SELECTED PASSAGE:
Mary Medlicott, Storyteller and Author - Storyworks

Storytelling Starters ~ Memory Work 3

Stories have shapes and structure – just like people or tables or trees. I love thinking about stories in these terms. It’s another kind of visualisation and it can lead to many happy half-hours with pencils and paper, doodling and drawing and finding ways to discover the different patterns underlying your stories.

But how do you see it? There’s a question! Maybe you’re the kind of person who likes to look at things in a geometrical way, making patterns that look a little bit like the exercise structures in my local park.

Or perhaps you prefer to look for natural patterns such as those made by the branches of trees?

Discovering patterns:

Fetch a large sheet of paper and pencil (definitely not a biro!) and start to think about your story. Don’t draw the story, make patterns of it as you remember the scenes that, hopefully, you’ve already been visualising.

WRITTEN INSTRUCTION 1:
Please set down, word for word, the part of the storytelling passage that opens with the words containing "Stories have shapes" and closes with "my local park.".
WRITTEN INSTRUCTION 2:
Identify each line in the rows that holds the string "alkaline", matching case, and copy those lines out in full.
The storytelling passage has no connection to the rows that come after it.

PROVIDED DATA:
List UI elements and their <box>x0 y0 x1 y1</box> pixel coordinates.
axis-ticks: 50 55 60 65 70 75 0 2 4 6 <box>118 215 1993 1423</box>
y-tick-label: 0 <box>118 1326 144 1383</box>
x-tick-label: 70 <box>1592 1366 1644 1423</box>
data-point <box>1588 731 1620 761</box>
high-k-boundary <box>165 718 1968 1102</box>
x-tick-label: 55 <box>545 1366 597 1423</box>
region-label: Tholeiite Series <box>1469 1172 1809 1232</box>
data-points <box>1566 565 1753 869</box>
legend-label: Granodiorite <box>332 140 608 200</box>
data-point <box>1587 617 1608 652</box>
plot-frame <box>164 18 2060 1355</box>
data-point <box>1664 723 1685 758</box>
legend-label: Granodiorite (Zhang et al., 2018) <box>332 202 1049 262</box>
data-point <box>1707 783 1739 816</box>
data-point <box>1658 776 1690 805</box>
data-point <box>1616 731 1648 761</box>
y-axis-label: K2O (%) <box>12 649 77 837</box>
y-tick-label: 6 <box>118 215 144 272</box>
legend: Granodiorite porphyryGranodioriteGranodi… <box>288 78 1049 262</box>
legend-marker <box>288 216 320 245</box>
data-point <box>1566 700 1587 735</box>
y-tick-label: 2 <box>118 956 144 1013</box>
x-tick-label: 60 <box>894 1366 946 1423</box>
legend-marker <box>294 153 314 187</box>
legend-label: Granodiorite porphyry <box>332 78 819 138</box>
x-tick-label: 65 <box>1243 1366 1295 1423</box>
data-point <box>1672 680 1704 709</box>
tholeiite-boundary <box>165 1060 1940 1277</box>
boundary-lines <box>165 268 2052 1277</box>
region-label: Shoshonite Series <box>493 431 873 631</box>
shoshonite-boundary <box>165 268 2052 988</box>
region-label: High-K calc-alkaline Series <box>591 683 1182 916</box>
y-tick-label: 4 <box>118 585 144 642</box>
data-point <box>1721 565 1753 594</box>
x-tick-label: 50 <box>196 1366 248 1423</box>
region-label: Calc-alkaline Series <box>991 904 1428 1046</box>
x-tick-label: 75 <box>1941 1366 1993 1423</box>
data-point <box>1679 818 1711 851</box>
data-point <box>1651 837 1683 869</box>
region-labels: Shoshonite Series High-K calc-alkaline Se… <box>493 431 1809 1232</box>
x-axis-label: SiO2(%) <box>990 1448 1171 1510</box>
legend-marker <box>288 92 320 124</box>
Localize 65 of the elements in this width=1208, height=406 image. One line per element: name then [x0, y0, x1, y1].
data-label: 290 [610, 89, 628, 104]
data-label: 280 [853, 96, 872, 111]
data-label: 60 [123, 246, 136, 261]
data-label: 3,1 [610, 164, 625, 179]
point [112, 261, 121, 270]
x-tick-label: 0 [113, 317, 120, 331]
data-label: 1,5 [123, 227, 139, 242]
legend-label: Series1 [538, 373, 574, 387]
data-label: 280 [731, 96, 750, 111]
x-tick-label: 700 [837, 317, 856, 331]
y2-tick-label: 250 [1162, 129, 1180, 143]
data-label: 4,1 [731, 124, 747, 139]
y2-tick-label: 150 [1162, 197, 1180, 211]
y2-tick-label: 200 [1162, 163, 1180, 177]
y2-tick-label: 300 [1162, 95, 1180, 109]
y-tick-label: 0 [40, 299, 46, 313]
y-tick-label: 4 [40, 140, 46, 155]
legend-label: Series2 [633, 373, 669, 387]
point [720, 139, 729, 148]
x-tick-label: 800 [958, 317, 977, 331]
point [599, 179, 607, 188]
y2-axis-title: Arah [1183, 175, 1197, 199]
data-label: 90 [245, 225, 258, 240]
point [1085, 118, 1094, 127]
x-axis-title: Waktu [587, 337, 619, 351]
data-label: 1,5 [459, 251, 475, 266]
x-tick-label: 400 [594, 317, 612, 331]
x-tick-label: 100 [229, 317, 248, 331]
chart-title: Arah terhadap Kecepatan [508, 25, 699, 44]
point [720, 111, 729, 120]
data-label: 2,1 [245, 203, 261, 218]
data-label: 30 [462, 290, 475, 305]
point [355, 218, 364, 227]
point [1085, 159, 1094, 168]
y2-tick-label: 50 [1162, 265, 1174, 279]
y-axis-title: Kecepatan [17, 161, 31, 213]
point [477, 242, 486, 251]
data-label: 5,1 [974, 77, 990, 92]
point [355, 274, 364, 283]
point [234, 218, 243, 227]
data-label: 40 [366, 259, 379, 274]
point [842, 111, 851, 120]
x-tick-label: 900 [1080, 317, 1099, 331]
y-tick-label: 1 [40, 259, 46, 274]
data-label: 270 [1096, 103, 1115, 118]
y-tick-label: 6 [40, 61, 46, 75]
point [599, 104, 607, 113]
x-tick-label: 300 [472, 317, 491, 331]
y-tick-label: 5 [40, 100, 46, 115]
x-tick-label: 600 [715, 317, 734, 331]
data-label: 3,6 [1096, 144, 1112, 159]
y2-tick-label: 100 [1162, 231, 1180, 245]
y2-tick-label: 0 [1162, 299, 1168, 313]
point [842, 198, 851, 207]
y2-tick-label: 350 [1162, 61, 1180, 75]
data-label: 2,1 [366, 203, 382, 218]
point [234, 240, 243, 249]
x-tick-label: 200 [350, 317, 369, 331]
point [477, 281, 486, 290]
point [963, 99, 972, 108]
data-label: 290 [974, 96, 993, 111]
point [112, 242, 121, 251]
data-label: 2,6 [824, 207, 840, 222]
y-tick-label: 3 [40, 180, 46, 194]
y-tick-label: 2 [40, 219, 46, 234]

WRITTEN REPLY 1:
Stories have shapes and structure – just like people or tables or trees. I love thinking about stories in these terms. It’s another kind of visualisation and it can lead to many happy half-hours with pencils and paper, doodling and drawing and finding ways to discover the different patterns underlying your stories.

But how do you see it? There’s a question! Maybe you’re the kind of person who likes to look at things in a geometrical way, making patterns that look a little bit like the exercise structures in my local park.

WRITTEN REPLY 2:
region-label: High-K calc-alkaline Series <box>591 683 1182 916</box>
region-label: Calc-alkaline Series <box>991 904 1428 1046</box>
region-labels: Shoshonite Series High-K calc-alkaline Se… <box>493 431 1809 1232</box>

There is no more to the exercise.